**Information given:**
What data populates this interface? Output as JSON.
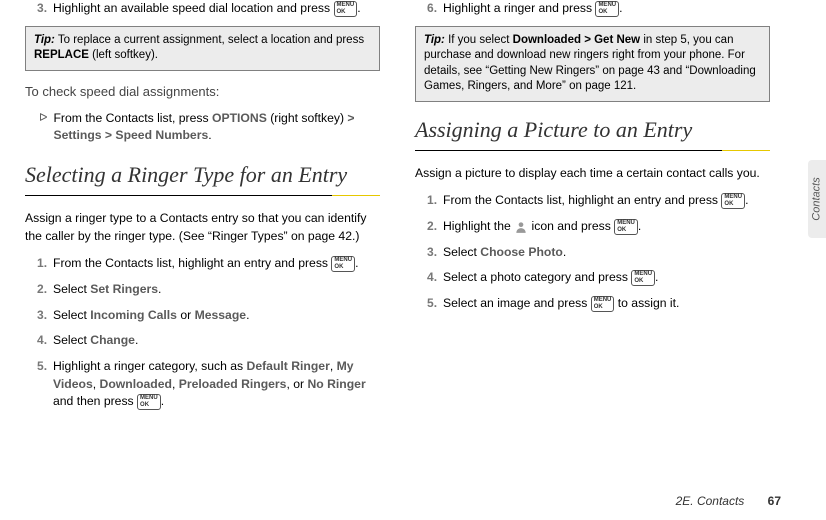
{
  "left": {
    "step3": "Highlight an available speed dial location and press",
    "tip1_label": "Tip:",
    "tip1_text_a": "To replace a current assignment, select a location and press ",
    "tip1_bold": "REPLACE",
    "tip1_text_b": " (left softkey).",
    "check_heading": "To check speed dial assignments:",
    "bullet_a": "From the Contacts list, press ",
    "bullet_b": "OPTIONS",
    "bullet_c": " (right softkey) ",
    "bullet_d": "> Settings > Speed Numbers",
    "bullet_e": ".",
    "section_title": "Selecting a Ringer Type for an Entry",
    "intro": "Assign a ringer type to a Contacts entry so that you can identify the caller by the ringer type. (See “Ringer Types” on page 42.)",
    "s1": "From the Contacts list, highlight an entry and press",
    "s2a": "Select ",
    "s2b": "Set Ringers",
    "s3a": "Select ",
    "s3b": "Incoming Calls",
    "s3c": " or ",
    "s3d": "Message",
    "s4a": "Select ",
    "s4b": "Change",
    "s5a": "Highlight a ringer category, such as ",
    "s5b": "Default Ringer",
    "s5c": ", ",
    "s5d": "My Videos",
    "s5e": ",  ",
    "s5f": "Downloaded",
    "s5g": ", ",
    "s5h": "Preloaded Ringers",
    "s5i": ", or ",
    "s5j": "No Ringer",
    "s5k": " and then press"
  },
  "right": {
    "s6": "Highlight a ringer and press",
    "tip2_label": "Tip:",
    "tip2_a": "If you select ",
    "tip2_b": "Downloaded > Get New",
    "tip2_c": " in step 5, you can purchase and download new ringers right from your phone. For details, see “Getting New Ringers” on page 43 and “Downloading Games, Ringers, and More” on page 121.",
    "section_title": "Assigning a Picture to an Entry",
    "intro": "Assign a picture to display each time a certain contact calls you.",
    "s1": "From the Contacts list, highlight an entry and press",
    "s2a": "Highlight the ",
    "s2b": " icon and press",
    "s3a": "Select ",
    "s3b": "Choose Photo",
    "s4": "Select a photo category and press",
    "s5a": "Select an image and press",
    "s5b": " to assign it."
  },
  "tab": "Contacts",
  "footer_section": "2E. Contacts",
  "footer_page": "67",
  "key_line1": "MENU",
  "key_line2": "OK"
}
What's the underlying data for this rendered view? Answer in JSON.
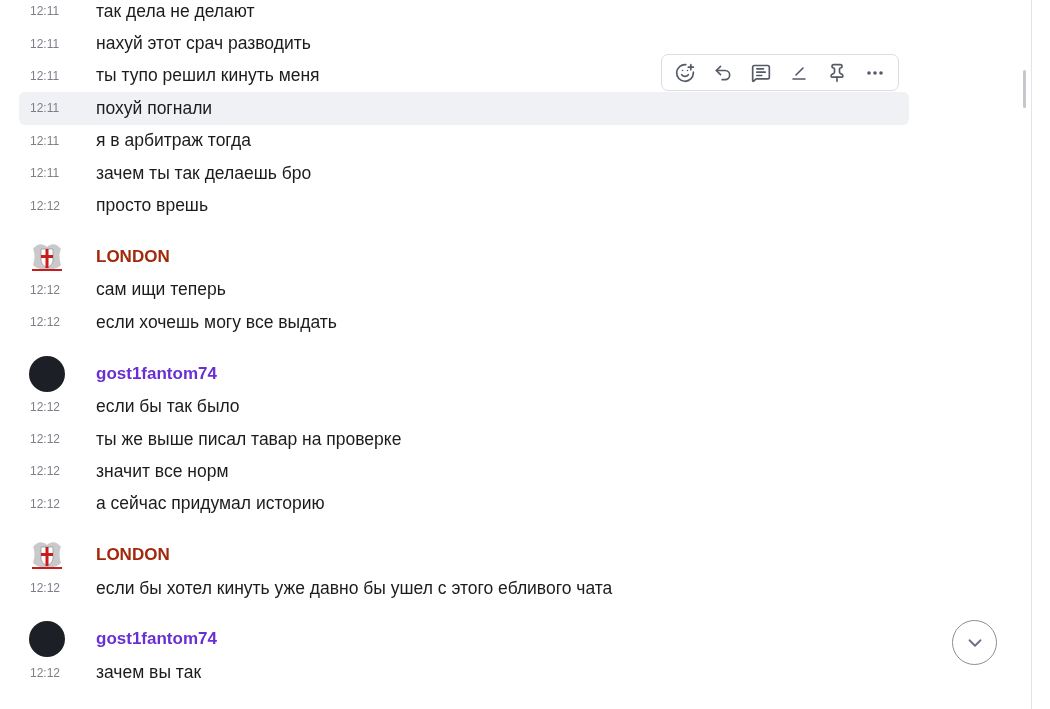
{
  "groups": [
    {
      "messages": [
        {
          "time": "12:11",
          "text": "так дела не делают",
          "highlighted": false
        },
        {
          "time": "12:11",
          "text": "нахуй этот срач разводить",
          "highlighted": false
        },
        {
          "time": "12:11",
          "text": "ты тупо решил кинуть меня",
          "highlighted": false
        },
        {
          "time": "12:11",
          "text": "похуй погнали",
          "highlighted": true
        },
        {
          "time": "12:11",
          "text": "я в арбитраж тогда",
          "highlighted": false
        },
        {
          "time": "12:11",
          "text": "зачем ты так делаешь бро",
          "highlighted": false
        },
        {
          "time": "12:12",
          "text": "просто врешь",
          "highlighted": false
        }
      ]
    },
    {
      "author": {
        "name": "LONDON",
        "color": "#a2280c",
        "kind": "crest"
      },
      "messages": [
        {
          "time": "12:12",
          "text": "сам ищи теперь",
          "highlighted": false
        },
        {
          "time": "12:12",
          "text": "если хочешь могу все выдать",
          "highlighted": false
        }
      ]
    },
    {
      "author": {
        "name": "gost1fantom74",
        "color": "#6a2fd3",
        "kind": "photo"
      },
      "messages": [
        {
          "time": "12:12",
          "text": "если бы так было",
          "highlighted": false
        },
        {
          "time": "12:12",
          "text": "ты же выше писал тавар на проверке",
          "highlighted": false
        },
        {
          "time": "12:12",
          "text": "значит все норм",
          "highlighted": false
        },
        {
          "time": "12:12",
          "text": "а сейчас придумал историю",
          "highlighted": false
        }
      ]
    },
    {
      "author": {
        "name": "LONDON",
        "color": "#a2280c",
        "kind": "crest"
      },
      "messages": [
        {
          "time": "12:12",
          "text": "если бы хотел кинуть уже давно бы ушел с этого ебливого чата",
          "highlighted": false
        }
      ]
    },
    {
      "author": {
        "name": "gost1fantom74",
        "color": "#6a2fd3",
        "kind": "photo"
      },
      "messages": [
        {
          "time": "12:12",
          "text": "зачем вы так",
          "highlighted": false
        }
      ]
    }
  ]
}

**Exercise requirements:** Pictures don't belong in the copy. Restate all the entries exactly.

**Completed exercise:**
What data populates this interface? Output as JSON.
{
  "left": {
    "step3": "Highlight an available speed dial location and press",
    "tip1_label": "Tip:",
    "tip1_text_a": "To replace a current assignment, select a location and press ",
    "tip1_bold": "REPLACE",
    "tip1_text_b": " (left softkey).",
    "check_heading": "To check speed dial assignments:",
    "bullet_a": "From the Contacts list, press ",
    "bullet_b": "OPTIONS",
    "bullet_c": " (right softkey) ",
    "bullet_d": "> Settings > Speed Numbers",
    "bullet_e": ".",
    "section_title": "Selecting a Ringer Type for an Entry",
    "intro": "Assign a ringer type to a Contacts entry so that you can identify the caller by the ringer type. (See “Ringer Types” on page 42.)",
    "s1": "From the Contacts list, highlight an entry and press",
    "s2a": "Select ",
    "s2b": "Set Ringers",
    "s3a": "Select ",
    "s3b": "Incoming Calls",
    "s3c": " or ",
    "s3d": "Message",
    "s4a": "Select ",
    "s4b": "Change",
    "s5a": "Highlight a ringer category, such as ",
    "s5b": "Default Ringer",
    "s5c": ", ",
    "s5d": "My Videos",
    "s5e": ",  ",
    "s5f": "Downloaded",
    "s5g": ", ",
    "s5h": "Preloaded Ringers",
    "s5i": ", or ",
    "s5j": "No Ringer",
    "s5k": " and then press"
  },
  "right": {
    "s6": "Highlight a ringer and press",
    "tip2_label": "Tip:",
    "tip2_a": "If you select ",
    "tip2_b": "Downloaded > Get New",
    "tip2_c": " in step 5, you can purchase and download new ringers right from your phone. For details, see “Getting New Ringers” on page 43 and “Downloading Games, Ringers, and More” on page 121.",
    "section_title": "Assigning a Picture to an Entry",
    "intro": "Assign a picture to display each time a certain contact calls you.",
    "s1": "From the Contacts list, highlight an entry and press",
    "s2a": "Highlight the ",
    "s2b": " icon and press",
    "s3a": "Select ",
    "s3b": "Choose Photo",
    "s4": "Select a photo category and press",
    "s5a": "Select an image and press",
    "s5b": " to assign it."
  },
  "tab": "Contacts",
  "footer_section": "2E. Contacts",
  "footer_page": "67",
  "key_line1": "MENU",
  "key_line2": "OK"
}
What's the underlying data for this rendered view? Answer in JSON.
{
  "groups": [
    {
      "messages": [
        {
          "time": "12:11",
          "text": "так дела не делают",
          "highlighted": false
        },
        {
          "time": "12:11",
          "text": "нахуй этот срач разводить",
          "highlighted": false
        },
        {
          "time": "12:11",
          "text": "ты тупо решил кинуть меня",
          "highlighted": false
        },
        {
          "time": "12:11",
          "text": "похуй погнали",
          "highlighted": true
        },
        {
          "time": "12:11",
          "text": "я в арбитраж тогда",
          "highlighted": false
        },
        {
          "time": "12:11",
          "text": "зачем ты так делаешь бро",
          "highlighted": false
        },
        {
          "time": "12:12",
          "text": "просто врешь",
          "highlighted": false
        }
      ]
    },
    {
      "author": {
        "name": "LONDON",
        "color": "#a2280c",
        "kind": "crest"
      },
      "messages": [
        {
          "time": "12:12",
          "text": "сам ищи теперь",
          "highlighted": false
        },
        {
          "time": "12:12",
          "text": "если хочешь могу все выдать",
          "highlighted": false
        }
      ]
    },
    {
      "author": {
        "name": "gost1fantom74",
        "color": "#6a2fd3",
        "kind": "photo"
      },
      "messages": [
        {
          "time": "12:12",
          "text": "если бы так было",
          "highlighted": false
        },
        {
          "time": "12:12",
          "text": "ты же выше писал тавар на проверке",
          "highlighted": false
        },
        {
          "time": "12:12",
          "text": "значит все норм",
          "highlighted": false
        },
        {
          "time": "12:12",
          "text": "а сейчас придумал историю",
          "highlighted": false
        }
      ]
    },
    {
      "author": {
        "name": "LONDON",
        "color": "#a2280c",
        "kind": "crest"
      },
      "messages": [
        {
          "time": "12:12",
          "text": "если бы хотел кинуть уже давно бы ушел с этого ебливого чата",
          "highlighted": false
        }
      ]
    },
    {
      "author": {
        "name": "gost1fantom74",
        "color": "#6a2fd3",
        "kind": "photo"
      },
      "messages": [
        {
          "time": "12:12",
          "text": "зачем вы так",
          "highlighted": false
        }
      ]
    }
  ]
}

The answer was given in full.